### EXCERPTED TEXT
- Opening Delimiter -

There are signs everywhere warning potential fare dodgers that they will be both fined and potentially prosecuted if they do not produce, when asked, a valid ticket for their journey. Of course, in over ten years of regular tube use I have never been asked, or seen anyone asked, to produce a valid ticket. But I am sure the threat is not idle, oh no.

People tend to take notice of the warning signs, or rather the 27% of tube users that can read do anyway. However, the animal kingdom clearly do not hold any fear of the ’system’. They have been known to regularly flaunt the rules, and I refer in particular to the pigeon that joined my Circle Line train at Edgware Road yesterday.

It flew in nonchalantly as you like, and strode purposefully up and down the carriage like it owned the place.  I moved my bag from the seat next to me, but it was not interested.

A pigeon on a tube train raises everyones spirits, except for those people with an irrational fear of pigeons, but they should clearly not be hanging around on the tube anyway, the weirdos.  A pigeon on the tube is a bit like when a dog got loose in your school playground, though obviously this is in the olden days, because nowadays a dog would be shot, stabbed, or pitted against another dog in a fight to the death within minutes of entering most inner city schools.

So, regardless of the fact that this pigeon was flagrantly flouting the rules, there was a frisson of excitement in the air.

- Closing Delimiter -

### PROBLEM 1
In the passage about the pigeon on the tube, name every fate it says a dog would now meet within minutes of entering most inner city schools.
### PROBLEM 2
Write out the part of the passage about the pigeon on the tube that opens with the words containing "There are signs" and closes with "idle, oh no.", changing "ticket" to "pass".
### PROBLEM 3
Carry the passage about the pigeon on the tube forward from its final sentence.
The lines that follow are not needed for any of the work on this page.

### GIVEN INFORMATION
- Opening Delimiter -

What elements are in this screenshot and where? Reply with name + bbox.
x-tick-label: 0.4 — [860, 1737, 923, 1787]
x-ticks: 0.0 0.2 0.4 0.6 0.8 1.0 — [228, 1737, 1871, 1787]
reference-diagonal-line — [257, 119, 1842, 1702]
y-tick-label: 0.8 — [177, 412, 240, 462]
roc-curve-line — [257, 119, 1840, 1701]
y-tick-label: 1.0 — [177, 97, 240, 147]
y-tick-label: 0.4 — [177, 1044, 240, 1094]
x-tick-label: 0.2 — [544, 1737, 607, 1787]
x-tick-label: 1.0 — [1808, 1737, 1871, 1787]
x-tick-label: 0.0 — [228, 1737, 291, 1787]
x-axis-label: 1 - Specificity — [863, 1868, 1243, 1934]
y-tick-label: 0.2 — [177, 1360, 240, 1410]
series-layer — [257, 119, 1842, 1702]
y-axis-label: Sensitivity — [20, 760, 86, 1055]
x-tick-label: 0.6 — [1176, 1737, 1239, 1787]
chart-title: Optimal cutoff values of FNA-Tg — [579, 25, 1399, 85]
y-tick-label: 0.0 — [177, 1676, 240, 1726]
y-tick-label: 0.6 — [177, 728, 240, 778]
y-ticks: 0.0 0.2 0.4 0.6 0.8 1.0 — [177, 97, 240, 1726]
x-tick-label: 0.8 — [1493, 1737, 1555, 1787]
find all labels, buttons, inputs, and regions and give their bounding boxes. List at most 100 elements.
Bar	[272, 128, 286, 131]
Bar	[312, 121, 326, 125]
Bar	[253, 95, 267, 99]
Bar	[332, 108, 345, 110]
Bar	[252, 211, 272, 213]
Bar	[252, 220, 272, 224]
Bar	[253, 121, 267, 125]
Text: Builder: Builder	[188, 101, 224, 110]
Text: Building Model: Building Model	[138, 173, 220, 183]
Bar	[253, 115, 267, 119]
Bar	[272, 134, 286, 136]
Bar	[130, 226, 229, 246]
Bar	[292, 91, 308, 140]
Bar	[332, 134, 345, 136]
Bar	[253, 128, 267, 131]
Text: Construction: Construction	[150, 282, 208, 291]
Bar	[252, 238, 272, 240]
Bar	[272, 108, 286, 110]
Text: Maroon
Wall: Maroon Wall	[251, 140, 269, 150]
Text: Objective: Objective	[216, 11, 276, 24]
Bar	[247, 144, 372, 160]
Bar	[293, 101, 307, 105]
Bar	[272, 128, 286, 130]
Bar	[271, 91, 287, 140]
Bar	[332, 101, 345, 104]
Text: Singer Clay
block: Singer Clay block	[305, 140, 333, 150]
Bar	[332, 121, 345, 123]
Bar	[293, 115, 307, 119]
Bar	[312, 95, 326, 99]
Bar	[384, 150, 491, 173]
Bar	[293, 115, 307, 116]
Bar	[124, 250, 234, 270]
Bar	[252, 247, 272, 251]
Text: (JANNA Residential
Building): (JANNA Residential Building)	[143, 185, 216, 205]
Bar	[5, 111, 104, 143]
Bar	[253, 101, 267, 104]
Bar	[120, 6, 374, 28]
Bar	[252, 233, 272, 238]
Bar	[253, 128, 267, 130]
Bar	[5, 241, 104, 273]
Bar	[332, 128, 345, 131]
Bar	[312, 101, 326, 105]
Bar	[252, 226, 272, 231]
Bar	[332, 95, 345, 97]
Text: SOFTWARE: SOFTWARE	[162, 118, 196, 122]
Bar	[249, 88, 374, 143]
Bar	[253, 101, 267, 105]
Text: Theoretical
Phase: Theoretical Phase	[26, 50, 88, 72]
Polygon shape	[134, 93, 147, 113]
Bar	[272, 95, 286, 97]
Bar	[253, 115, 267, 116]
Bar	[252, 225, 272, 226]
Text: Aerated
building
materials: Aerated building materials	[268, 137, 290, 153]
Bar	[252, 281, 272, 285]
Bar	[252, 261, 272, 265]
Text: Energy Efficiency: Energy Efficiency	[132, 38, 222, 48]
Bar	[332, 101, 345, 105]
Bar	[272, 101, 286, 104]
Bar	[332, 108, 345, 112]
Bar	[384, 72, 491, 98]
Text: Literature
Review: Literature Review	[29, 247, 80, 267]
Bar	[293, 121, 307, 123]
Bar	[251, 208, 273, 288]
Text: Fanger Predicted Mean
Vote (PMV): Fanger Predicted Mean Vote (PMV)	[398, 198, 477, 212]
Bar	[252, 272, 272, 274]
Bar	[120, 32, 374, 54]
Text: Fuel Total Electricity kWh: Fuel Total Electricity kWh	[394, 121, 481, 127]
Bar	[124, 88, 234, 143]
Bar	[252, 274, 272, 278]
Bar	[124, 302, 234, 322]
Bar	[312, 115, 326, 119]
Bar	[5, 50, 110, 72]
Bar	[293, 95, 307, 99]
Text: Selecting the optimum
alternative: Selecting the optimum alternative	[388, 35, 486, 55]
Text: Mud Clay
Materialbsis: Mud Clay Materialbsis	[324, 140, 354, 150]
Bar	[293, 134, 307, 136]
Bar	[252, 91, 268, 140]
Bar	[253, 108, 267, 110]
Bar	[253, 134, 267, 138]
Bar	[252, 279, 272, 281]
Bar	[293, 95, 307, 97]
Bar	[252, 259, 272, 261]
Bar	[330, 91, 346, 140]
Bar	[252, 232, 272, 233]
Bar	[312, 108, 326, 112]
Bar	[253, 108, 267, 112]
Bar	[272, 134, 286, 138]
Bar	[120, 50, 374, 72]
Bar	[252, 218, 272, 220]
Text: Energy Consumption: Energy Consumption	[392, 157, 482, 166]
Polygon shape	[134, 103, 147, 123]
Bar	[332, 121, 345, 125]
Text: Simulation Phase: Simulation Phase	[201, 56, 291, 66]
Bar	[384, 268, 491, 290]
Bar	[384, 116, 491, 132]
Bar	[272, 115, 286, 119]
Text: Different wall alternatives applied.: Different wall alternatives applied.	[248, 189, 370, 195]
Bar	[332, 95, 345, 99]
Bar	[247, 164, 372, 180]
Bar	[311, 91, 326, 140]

- Closing Delimiter -

### ANSWER SPACE 1
- shot
- stabbed
- pitted against another dog in a fight to the death

### ANSWER SPACE 2
There are signs everywhere warning potential fare dodgers that they will be both fined and potentially prosecuted if they do not produce, when asked, a valid pass for their journey. Of course, in over ten years of regular tube use I have never been asked, or seen anyone asked, to produce a valid pass. But I am sure the threat is not idle, oh no.

### ANSWER SPACE 3
“I want to know where he is keeping his Oyster card”, I said to the utterly bemused gentleman next to me. He just looked at me like I was some sort of Tube nutter. He was clearly not interested in bringing rule breakers to justice. This is what the man on the street (or tube) is like Gordon Brown’s Britain.  No concern for law and order unless it is in his own back yard.

The pigeon strode past me and waited patiently at the door as we approached Great Portland Street (I took a picture and put it here). This was a clearly a mistake on his part, obviously, so I felt it was my duty to correct him.

“I’m sorry Mr Pigeon,” I began out loud, “But you probably wanted to get off at Baker Street and get the Bakerloo line. Now you’re going to have to get to Euston and take the Northern Line down to Charing Cross. Trafalgar Square is but a tiny walk from there.”

He ignored me completely, and flew off the moment the doors opened. Unfortunately there were no tube staff to report him and his ticket-less status, but I had the last laugh, as after double checking my tube map, I was able to confirm that there were no connecting tubes from Great Portland Street to get him to his friends at Nelsons Column, the stupid feathered idiot.